▸ **Page excerpt**

━━━━━━━━━━━━━━━━

2175. Robert Southey to Charles Watkin Williams Wynn, 5 November 1812

2175. Robert Southey to Charles Watkin Williams Wynn, 5 November 1812 ⁠* 

Keswick. Nov 5. 1812.

My dear Wynn,

I have another daughter, – being like you it seems, in the girl-line. Five children are a tolerable allowance in these longè-post-diluvian times; [1]  but the more the merrier, & the more there are of a family, the better in general do they make their way in the world.

You have probably been warmly engaged in the Chester contest. [2]  I am glad it was not for your own seat. [3]  There is a piece of secret history about Curwen’s [4]  ejectment which perhaps you may not have heard. He must have won his election if he could have ventured to stand it, – but he could not face the scandalous stories which would have risen in judgement against him, & has literally paid the penalty to public decency. He exceeds any man that I ever heard of in this country in profligacy with respect to women. The particular scandal which would most have shamed him relates to a sort of sentimental intrigue with the Bp of Llandaffs eldest daughter, concerning which he writes exculpatory letters to his friends, confessing imprudence & protesting innocence as to any thing farther.

You will find the Omniana [5]  in Duke Street, whither I suppose you will soon migrate. My own movement will not take place till April, & meantime I have a long winters work to perform. The life of Nelson [6]  will be ready by Xmas. I have corrected seven sheets & am better pleased with it than I had anti expected, for it was not a subject which I should have chosen originally for the review, – neither should I ever have thought of enlarging what was there printed into a compleat life. – My poem [7]  is now in rapid progress, – the plan is now matured & the difficulties disappear. It must not take its name from Pelayo, – because Roderick is the more conspicuous personage. I xxxx cannot yet determine whether to call it Roderick, the Last of the Goths, – or Spain Restored. The former is the better title, but I should be very sorry to give it a use one which could possibly seem as if it were intended to remind the pub reader of Scotts poem [8]  & thereby invite an unfair comparison. I am making a transcript which is ultimately intended for the press, but goes to Bedford now, & to my brother Henry, when he has done with it. Grosvenor will show it you.

━━━━━━━━━━━━━━━━

▸ **Set problem 1**
In the letter to Wynn, what two titles are being weighed for the poem?
▸ **Set problem 2**
Continue the letter to Wynn from its last sentence.
The listing after the letter to Wynn isn't needed.

▸ **Supplied information**

━━━━━━━━━━━━━━━━

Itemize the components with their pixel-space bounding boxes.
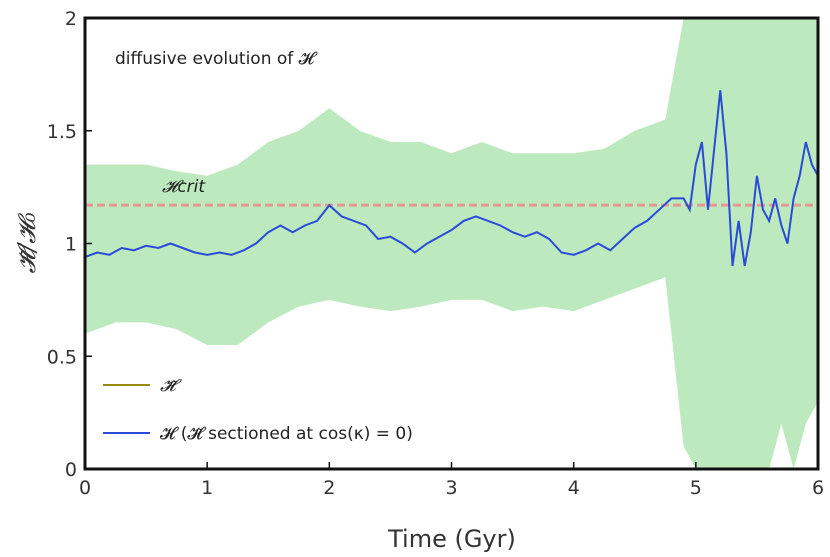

━━━━━━━━━━━━━━━━

▸ **Response 1**
"Roderick, the Last of the Goths" or "Spain Restored."

▸ **Response 2**
A few days ago I received a letter from an Evangelical Parson to thank me for the benefit he had derived from – Thalaba. It has strengthened his faith, he says, – & he proposes to send me “a sketch of the instruction to be derived from it”. [9]  – I dare say this will be almost as good as some of Croxalls morals to Esops fables. [10]  – He read the book upon the recommendation of the Xtian Observer. [11]  If the Evangelicals should take me in good earnest into favour as a poet, it would be what the Portugueze call a fat fortune, as well as a comical one.

My brother the Doctor is removed to town & has taken a house in Queen Anne Street, Cavendish Square: – according to the opinion of all who know him, with good prospect of success.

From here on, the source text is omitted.